_Problem to solve:_ Repeat the data word for word. Do not include the pictures.

_Records provided:_
——
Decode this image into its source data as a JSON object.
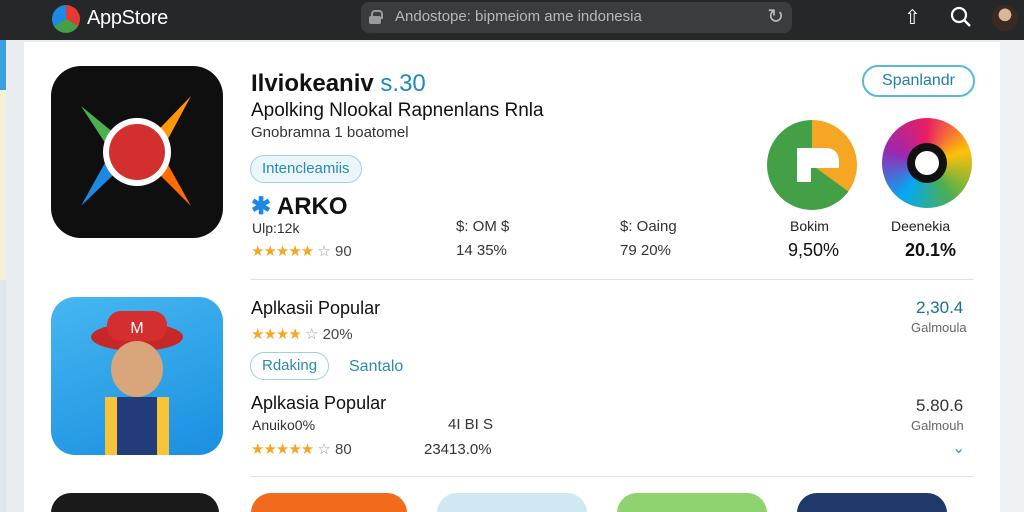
{
  "topbar": {
    "logo": "AppStore",
    "url": "Andostope: bipmeiom ame indonesia"
  },
  "featured": {
    "title": "Ilviokeaniv",
    "version": "s.30",
    "subtitle": "Apolking Nlookal Rapnenlans Rnla",
    "developer": "Gnobramna 1 boatomel",
    "tag": "Intencleamiis",
    "brand": "ARKO",
    "install_button": "Spanlandr",
    "stats": [
      {
        "label": "Ulp:12k",
        "value": "90",
        "stars": 4.5
      },
      {
        "label": "$: OM $",
        "value": "14 35%"
      },
      {
        "label": "$: Oaing",
        "value": "79 20%"
      }
    ],
    "mini_apps": [
      {
        "name": "Bokim",
        "value": "9,50%"
      },
      {
        "name": "Deenekia",
        "value": "20.1%"
      }
    ]
  },
  "second": {
    "title": "Aplkasii Popular",
    "rating_pct": "20%",
    "price": "2,30.4",
    "price_sub": "Galmoula",
    "links": [
      "Rdaking",
      "Santalo"
    ],
    "title2": "Aplkasia Popular",
    "sub2": "Anuiko0%",
    "mid": "4I BI S",
    "mid_value": "23413.0%",
    "rating_value": "80",
    "price2": "5.80.6",
    "price2_sub": "Galmouh",
    "stars": 4.5
  },
  "colors": {
    "accent": "#1e88c5",
    "star": "#f5a623",
    "topbar": "#262728"
  },
  "icons": [
    "app-logo",
    "lock-icon",
    "reload-icon",
    "share-icon",
    "search-icon",
    "avatar",
    "star-icon",
    "chevron-down-icon"
  ]
}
——
_Expected answer:_
Decode this image into its source data as a JSON object.
{
  "topbar": {
    "logo": "AppStore",
    "url": "Andostope: bipmeiom ame indonesia"
  },
  "featured": {
    "title": "Ilviokeaniv",
    "version": "s.30",
    "subtitle": "Apolking Nlookal Rapnenlans Rnla",
    "developer": "Gnobramna 1 boatomel",
    "tag": "Intencleamiis",
    "brand": "ARKO",
    "install_button": "Spanlandr",
    "stats": [
      {
        "label": "Ulp:12k",
        "value": "90",
        "stars": 4.5
      },
      {
        "label": "$: OM $",
        "value": "14 35%"
      },
      {
        "label": "$: Oaing",
        "value": "79 20%"
      }
    ],
    "mini_apps": [
      {
        "name": "Bokim",
        "value": "9,50%"
      },
      {
        "name": "Deenekia",
        "value": "20.1%"
      }
    ]
  },
  "second": {
    "title": "Aplkasii Popular",
    "rating_pct": "20%",
    "price": "2,30.4",
    "price_sub": "Galmoula",
    "links": [
      "Rdaking",
      "Santalo"
    ],
    "title2": "Aplkasia Popular",
    "sub2": "Anuiko0%",
    "mid": "4I BI S",
    "mid_value": "23413.0%",
    "rating_value": "80",
    "price2": "5.80.6",
    "price2_sub": "Galmouh",
    "stars": 4.5
  },
  "colors": {
    "accent": "#1e88c5",
    "star": "#f5a623",
    "topbar": "#262728"
  },
  "icons": [
    "app-logo",
    "lock-icon",
    "reload-icon",
    "share-icon",
    "search-icon",
    "avatar",
    "star-icon",
    "chevron-down-icon"
  ]
}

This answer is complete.